_DESCRIPTION OF THE TASK:_ Go through the entries below and count the lines holding the word "placeholder". Reply with only the number, please.

_MATERIALS PROVIDED:_
=-=-=

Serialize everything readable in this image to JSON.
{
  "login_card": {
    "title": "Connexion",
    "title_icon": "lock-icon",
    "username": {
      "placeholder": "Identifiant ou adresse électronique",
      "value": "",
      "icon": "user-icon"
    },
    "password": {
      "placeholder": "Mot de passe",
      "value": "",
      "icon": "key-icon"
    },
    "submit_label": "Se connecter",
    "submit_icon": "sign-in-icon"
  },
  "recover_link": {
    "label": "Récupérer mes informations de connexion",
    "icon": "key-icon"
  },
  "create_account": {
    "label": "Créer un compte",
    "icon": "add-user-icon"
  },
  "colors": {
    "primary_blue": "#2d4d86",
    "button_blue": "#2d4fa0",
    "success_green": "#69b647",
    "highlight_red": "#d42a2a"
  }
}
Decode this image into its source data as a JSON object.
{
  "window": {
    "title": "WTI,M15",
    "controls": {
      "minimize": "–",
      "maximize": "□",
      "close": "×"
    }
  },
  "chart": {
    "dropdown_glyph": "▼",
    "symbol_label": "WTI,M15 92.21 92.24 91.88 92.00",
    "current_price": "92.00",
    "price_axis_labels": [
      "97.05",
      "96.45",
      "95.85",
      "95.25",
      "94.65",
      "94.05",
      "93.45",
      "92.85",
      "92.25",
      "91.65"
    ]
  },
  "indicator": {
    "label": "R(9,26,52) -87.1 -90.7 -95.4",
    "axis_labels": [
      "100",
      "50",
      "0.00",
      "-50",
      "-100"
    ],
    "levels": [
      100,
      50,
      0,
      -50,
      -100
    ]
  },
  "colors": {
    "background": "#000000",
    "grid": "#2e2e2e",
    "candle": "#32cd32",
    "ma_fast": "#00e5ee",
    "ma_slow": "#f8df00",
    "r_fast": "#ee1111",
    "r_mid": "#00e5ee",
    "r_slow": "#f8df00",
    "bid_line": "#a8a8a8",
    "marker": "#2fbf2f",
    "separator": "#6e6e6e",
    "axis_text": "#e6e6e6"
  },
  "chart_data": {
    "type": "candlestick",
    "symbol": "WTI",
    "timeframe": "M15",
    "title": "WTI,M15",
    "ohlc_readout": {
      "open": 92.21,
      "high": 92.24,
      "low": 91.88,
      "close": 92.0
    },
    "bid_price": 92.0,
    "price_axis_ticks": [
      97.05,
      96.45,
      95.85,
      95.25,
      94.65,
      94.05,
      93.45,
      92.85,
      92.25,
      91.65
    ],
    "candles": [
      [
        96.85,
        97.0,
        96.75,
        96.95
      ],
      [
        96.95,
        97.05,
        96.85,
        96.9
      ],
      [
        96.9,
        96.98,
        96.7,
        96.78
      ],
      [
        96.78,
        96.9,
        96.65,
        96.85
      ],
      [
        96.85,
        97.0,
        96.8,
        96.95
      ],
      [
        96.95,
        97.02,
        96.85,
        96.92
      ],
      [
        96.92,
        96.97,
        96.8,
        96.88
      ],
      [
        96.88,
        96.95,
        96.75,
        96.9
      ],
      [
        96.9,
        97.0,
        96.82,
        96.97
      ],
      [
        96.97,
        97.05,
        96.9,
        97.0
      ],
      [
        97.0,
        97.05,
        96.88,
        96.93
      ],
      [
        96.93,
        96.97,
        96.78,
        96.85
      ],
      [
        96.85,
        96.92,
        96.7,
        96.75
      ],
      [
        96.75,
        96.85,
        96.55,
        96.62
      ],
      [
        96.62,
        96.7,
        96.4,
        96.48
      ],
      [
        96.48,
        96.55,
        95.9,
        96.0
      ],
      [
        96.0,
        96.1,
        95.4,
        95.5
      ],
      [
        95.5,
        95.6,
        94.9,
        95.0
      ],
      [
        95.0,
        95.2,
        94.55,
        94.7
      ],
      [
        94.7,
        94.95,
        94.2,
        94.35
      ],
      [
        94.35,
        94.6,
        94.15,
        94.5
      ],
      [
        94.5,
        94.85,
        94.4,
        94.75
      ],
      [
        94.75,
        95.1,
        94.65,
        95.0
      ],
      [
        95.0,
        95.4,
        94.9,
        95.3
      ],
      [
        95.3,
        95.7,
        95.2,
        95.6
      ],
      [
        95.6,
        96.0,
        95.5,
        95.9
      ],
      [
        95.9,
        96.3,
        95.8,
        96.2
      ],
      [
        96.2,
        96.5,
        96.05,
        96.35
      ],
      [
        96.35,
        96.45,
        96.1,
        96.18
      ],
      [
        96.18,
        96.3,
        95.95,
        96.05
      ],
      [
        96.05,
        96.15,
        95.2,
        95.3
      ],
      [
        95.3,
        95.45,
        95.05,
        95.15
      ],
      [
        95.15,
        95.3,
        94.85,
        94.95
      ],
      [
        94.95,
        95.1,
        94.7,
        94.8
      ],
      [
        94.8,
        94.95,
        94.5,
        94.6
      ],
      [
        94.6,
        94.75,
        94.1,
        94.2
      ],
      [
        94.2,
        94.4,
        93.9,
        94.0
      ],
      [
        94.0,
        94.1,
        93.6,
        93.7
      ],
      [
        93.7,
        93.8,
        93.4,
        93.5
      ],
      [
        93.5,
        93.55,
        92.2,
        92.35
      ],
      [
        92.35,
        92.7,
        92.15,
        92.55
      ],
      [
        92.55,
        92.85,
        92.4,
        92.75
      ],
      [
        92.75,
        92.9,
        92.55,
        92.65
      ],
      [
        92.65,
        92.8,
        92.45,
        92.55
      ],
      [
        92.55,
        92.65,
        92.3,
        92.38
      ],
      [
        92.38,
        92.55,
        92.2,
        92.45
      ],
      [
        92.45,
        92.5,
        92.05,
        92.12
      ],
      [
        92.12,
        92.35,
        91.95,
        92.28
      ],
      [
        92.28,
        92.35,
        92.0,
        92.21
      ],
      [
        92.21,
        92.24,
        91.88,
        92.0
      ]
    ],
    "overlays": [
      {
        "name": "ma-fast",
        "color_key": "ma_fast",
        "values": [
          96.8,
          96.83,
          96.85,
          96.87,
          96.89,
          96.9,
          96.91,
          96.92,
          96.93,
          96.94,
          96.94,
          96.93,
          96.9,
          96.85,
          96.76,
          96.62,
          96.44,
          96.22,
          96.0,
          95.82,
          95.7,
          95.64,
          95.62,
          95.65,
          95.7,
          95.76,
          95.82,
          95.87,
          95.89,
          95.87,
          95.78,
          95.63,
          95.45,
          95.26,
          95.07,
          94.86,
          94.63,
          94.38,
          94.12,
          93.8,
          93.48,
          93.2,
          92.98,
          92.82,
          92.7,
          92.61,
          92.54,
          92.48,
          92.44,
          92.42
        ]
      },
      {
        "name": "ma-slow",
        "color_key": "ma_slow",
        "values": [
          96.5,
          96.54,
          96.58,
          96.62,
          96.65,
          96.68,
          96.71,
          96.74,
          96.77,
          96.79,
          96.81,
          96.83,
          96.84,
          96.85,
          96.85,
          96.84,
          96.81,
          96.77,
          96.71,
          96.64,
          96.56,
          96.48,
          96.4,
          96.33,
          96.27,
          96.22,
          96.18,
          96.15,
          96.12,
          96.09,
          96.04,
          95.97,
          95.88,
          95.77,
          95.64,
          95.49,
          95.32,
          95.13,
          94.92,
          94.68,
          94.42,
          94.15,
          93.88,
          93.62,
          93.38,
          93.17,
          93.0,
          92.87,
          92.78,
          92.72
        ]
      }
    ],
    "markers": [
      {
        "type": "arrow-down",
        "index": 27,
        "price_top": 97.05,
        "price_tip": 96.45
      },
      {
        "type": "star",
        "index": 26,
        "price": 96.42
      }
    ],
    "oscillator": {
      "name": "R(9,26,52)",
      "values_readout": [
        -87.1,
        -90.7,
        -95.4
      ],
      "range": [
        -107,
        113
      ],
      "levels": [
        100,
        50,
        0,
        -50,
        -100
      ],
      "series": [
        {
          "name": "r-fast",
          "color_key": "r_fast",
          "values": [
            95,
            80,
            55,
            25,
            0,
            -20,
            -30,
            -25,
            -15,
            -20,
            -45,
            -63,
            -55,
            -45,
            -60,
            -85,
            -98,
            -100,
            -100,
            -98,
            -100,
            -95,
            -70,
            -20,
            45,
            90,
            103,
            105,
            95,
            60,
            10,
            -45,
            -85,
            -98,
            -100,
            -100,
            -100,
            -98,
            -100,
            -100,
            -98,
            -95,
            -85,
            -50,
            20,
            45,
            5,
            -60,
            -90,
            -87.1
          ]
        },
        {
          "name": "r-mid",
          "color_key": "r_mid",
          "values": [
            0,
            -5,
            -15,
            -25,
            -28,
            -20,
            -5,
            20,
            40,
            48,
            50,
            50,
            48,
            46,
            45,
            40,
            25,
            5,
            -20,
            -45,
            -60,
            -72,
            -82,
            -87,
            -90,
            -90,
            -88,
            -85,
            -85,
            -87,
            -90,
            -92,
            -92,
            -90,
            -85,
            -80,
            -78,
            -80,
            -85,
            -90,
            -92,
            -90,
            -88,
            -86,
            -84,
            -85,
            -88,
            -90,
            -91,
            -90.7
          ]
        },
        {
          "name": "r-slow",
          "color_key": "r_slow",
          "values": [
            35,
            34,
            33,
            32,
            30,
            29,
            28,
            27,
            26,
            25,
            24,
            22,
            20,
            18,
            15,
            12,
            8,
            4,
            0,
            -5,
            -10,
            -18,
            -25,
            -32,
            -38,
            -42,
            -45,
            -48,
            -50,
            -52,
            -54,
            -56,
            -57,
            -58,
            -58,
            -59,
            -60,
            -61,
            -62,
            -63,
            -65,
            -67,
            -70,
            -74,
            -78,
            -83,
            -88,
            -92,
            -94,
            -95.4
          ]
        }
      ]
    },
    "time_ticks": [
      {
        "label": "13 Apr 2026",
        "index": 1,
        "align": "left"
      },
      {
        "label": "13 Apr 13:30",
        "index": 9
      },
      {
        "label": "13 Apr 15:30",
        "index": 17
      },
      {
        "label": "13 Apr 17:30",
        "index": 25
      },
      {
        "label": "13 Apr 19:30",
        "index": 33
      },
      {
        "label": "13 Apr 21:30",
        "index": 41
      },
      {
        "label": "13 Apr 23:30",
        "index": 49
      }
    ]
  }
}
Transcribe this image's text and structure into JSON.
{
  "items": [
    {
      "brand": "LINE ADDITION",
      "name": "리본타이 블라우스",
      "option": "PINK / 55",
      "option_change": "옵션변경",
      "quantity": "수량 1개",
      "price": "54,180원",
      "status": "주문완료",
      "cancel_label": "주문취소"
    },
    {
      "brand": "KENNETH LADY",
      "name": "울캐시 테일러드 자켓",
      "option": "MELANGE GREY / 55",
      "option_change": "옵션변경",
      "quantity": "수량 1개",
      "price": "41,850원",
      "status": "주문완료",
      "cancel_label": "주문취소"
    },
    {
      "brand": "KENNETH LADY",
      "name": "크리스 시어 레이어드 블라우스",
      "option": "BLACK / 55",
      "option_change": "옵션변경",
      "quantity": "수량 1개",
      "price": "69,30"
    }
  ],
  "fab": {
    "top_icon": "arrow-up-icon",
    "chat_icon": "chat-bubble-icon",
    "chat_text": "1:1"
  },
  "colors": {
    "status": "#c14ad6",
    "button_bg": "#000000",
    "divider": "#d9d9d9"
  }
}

=-=-=

_CORRECT RESULT:_ 2